>> START Supplied entries

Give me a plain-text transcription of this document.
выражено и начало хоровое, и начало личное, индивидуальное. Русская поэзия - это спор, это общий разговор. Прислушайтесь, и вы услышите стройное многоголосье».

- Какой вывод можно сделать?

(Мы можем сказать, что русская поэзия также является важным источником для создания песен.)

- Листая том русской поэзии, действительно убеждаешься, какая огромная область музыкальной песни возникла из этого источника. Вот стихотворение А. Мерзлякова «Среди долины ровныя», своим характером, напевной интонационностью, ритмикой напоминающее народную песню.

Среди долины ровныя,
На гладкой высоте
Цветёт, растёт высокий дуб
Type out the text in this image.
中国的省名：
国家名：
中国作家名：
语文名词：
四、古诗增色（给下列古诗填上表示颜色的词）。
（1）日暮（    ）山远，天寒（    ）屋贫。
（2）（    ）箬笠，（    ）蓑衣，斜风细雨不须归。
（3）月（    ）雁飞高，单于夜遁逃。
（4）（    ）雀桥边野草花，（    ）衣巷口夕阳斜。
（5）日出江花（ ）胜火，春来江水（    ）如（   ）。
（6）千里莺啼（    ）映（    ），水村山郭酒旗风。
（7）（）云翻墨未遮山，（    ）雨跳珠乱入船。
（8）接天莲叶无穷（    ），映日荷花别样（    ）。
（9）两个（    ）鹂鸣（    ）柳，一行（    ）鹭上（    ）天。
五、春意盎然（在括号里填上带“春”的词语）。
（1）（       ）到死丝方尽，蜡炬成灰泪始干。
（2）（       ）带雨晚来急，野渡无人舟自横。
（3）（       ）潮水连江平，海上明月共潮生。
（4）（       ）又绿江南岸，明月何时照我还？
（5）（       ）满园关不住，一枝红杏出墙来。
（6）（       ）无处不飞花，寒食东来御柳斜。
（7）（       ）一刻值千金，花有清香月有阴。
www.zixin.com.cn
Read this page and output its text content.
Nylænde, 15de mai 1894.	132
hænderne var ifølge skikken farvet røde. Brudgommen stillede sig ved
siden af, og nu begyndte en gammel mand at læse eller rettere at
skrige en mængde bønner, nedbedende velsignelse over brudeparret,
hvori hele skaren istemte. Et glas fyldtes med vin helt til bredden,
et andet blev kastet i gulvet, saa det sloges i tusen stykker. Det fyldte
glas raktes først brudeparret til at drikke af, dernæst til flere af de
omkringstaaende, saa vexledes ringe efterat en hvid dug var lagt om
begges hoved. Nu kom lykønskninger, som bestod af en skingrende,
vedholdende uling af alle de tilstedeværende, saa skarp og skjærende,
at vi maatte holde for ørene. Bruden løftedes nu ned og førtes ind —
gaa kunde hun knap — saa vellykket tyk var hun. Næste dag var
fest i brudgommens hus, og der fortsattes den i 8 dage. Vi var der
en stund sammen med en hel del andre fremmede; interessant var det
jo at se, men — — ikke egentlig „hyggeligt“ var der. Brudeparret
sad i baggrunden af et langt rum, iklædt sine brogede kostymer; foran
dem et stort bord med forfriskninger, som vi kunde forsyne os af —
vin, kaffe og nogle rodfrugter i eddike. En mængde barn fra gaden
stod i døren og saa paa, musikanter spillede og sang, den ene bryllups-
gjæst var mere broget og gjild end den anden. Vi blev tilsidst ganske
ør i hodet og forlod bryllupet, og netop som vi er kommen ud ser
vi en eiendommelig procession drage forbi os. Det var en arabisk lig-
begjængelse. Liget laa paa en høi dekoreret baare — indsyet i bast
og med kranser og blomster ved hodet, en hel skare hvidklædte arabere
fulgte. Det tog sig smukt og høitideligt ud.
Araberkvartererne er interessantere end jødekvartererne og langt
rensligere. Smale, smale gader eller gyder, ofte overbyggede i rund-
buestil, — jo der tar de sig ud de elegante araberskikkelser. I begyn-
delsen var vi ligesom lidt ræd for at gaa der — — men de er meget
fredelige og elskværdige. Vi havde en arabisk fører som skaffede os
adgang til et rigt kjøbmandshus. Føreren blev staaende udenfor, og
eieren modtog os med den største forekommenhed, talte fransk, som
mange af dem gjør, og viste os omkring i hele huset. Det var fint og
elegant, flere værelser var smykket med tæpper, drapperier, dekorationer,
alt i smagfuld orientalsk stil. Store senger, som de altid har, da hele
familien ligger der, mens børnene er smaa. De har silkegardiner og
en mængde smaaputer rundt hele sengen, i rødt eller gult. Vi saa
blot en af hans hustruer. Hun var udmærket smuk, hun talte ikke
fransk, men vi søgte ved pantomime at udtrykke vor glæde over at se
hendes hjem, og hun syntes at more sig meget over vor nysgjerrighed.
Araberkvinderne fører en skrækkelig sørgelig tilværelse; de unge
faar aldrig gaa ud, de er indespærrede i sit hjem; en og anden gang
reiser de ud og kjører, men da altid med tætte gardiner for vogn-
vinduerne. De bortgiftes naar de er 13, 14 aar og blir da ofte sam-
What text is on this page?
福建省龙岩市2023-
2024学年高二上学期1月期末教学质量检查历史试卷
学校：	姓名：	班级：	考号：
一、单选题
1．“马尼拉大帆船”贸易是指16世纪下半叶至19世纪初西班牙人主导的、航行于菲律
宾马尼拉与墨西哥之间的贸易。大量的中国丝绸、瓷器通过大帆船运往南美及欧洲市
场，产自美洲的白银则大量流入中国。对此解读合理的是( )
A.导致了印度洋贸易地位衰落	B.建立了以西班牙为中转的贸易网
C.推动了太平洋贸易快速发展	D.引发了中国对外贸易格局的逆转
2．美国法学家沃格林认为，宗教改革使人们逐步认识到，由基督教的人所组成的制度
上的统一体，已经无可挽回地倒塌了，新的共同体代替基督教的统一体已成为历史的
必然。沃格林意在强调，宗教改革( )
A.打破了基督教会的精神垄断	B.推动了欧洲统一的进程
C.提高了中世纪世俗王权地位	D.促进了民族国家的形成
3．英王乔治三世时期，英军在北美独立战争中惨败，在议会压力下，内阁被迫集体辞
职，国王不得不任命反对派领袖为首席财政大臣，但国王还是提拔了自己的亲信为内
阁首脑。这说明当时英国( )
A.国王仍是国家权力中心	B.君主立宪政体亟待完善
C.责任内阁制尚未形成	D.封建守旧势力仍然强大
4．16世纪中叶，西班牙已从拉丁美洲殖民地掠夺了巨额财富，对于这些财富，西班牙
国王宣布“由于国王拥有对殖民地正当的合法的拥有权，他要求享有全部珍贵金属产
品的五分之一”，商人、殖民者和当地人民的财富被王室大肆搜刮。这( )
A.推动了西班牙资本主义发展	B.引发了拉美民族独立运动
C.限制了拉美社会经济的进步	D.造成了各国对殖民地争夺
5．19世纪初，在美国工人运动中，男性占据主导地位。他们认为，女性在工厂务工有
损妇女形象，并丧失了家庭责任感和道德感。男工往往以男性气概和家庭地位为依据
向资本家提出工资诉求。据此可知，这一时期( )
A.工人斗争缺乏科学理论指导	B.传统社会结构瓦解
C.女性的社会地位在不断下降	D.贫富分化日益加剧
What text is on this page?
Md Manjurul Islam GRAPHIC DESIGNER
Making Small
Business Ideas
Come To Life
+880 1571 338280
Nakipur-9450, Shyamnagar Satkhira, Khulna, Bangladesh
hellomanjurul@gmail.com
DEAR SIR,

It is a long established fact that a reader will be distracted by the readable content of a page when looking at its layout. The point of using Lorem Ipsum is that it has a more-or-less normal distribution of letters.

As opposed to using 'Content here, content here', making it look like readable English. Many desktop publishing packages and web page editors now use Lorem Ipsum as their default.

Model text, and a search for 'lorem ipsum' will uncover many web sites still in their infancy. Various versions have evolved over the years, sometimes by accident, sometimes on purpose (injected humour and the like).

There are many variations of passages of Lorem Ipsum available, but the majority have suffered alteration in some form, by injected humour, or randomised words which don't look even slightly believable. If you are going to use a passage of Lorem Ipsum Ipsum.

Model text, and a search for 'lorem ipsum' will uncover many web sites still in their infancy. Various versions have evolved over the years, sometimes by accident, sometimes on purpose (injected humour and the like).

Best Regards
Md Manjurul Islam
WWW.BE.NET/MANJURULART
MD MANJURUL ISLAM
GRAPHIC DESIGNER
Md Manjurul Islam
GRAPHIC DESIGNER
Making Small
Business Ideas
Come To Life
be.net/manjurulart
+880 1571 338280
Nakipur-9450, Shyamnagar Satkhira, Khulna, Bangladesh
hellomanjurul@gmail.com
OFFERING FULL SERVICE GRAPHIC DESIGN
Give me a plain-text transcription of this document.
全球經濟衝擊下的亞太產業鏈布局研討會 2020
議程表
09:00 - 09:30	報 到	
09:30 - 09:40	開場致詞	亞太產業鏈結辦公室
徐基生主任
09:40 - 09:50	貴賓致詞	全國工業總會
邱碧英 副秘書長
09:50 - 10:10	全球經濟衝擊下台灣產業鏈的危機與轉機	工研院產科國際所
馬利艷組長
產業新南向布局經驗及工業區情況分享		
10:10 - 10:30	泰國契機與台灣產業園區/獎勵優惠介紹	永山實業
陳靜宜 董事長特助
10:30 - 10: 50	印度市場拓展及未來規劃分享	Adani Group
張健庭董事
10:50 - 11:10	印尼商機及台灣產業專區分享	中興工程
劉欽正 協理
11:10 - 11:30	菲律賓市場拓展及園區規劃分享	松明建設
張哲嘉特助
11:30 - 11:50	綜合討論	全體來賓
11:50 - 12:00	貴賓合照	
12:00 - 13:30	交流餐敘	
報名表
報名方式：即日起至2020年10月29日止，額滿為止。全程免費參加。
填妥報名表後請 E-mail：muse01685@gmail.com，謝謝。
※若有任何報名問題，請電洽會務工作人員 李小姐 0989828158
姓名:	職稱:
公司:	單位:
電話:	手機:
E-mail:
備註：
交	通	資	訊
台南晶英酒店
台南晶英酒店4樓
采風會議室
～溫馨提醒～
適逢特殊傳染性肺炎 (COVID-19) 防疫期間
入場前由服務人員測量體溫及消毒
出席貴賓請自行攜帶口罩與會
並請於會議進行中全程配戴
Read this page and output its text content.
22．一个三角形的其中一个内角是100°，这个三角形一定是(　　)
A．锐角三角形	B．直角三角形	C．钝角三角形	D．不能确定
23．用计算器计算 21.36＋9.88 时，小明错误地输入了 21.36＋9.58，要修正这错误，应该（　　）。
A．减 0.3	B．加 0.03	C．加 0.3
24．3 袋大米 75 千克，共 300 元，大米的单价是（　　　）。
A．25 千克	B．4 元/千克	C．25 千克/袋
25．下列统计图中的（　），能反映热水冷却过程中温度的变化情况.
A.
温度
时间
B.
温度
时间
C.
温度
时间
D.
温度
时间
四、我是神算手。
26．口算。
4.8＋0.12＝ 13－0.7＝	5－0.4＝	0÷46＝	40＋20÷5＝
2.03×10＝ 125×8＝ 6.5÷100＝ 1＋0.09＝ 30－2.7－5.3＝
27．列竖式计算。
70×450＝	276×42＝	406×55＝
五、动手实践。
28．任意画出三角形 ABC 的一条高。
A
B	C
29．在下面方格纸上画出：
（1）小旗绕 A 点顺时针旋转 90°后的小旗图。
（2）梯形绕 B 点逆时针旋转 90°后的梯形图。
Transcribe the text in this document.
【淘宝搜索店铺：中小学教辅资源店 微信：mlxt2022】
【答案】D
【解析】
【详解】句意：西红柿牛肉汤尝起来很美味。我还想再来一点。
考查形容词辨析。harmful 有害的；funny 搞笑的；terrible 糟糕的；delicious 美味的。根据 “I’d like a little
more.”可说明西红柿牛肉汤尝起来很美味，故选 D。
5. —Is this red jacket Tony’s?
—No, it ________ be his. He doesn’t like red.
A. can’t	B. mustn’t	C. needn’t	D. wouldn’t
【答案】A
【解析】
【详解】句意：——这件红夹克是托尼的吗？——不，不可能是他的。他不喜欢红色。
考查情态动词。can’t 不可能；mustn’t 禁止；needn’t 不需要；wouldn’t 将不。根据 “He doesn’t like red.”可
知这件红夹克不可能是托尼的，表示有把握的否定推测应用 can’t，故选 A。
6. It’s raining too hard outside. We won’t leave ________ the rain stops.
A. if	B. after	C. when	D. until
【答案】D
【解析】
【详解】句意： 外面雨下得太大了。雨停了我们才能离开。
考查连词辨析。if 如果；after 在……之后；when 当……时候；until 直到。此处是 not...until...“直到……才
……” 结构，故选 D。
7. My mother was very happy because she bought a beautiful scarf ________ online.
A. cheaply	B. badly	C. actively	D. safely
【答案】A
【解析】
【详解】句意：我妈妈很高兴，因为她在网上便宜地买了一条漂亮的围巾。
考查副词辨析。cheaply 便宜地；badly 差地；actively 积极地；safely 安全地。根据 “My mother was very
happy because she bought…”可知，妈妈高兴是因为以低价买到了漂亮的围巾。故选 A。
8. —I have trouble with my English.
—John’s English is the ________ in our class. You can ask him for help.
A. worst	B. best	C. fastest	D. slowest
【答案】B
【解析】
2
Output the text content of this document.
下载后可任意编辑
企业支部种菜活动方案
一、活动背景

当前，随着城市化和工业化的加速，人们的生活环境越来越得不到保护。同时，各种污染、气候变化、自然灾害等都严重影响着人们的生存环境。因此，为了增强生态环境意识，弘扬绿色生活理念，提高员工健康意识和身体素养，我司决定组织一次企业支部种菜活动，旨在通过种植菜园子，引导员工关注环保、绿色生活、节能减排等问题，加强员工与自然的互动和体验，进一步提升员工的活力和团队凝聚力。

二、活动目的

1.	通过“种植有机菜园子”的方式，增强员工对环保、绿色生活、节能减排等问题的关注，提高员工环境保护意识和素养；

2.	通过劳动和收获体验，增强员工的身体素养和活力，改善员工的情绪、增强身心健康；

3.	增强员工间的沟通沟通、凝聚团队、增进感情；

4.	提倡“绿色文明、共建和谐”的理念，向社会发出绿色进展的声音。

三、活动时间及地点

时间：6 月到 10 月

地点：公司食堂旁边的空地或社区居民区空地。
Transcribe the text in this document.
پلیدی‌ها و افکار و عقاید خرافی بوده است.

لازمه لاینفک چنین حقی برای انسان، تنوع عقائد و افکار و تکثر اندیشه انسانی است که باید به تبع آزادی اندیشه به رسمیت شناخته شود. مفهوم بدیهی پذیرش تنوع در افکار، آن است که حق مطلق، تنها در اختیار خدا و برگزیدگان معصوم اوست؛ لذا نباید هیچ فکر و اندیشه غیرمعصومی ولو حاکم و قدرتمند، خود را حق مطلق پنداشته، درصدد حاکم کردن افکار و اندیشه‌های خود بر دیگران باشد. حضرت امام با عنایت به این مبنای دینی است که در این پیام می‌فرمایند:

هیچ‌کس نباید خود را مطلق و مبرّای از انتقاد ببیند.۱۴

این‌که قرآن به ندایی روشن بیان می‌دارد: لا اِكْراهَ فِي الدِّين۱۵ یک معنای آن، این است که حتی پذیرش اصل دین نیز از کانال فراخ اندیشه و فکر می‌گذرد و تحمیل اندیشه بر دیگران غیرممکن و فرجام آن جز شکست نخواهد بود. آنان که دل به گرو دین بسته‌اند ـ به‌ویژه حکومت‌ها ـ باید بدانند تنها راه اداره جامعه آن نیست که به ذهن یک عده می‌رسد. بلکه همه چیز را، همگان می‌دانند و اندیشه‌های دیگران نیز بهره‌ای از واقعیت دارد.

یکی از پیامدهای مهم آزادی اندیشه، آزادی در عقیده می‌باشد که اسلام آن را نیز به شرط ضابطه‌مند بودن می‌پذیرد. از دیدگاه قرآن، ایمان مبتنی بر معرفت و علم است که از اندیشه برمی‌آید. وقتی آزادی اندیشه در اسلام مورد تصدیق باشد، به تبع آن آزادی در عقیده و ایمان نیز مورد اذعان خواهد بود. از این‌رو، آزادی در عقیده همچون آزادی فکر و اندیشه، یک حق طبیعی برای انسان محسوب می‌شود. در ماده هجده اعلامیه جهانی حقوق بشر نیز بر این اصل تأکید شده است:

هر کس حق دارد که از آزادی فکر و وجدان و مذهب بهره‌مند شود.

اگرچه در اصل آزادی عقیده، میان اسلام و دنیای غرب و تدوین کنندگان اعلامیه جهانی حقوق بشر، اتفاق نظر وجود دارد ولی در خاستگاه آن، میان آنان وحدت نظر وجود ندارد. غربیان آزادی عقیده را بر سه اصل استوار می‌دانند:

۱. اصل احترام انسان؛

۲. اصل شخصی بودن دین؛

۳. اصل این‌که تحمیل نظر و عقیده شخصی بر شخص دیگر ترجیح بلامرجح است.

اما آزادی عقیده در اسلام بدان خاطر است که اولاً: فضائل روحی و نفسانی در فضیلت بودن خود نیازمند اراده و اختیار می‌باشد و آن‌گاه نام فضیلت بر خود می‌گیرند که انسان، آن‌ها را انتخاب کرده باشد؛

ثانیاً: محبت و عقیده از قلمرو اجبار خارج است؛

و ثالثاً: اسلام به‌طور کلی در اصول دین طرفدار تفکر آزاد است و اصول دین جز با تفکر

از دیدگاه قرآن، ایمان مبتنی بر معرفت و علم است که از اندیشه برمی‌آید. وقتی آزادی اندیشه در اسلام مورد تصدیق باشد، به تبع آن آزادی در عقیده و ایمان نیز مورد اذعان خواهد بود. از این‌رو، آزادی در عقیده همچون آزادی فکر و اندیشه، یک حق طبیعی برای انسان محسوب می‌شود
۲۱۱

>> END Supplied entries

> Written problem:
In the material above, find the lines that contain "بودن" and show them.

> Full output:
یکی از پیامدهای مهم آزادی اندیشه، آزادی در عقیده می‌باشد که اسلام آن را نیز به شرط ضابطه‌مند بودن می‌پذیرد. از دیدگاه قرآن، ایمان مبتنی بر معرفت و علم است که از اندیشه برمی‌آید. وقتی آزادی اندیشه در اسلام مورد تصدیق باشد، به تبع آن آزادی در عقیده و ایمان نیز مورد اذعان خواهد بود. از این‌رو، آزادی در عقیده همچون آزادی فکر و اندیشه، یک حق طبیعی برای انسان محسوب می‌شود. در ماده هجده اعلامیه جهانی حقوق بشر نیز بر این اصل تأکید شده است:
۲. اصل شخصی بودن دین؛
اما آزادی عقیده در اسلام بدان خاطر است که اولاً: فضائل روحی و نفسانی در فضیلت بودن خود نیازمند اراده و اختیار می‌باشد و آن‌گاه نام فضیلت بر خود می‌گیرند که انسان، آن‌ها را انتخاب کرده باشد؛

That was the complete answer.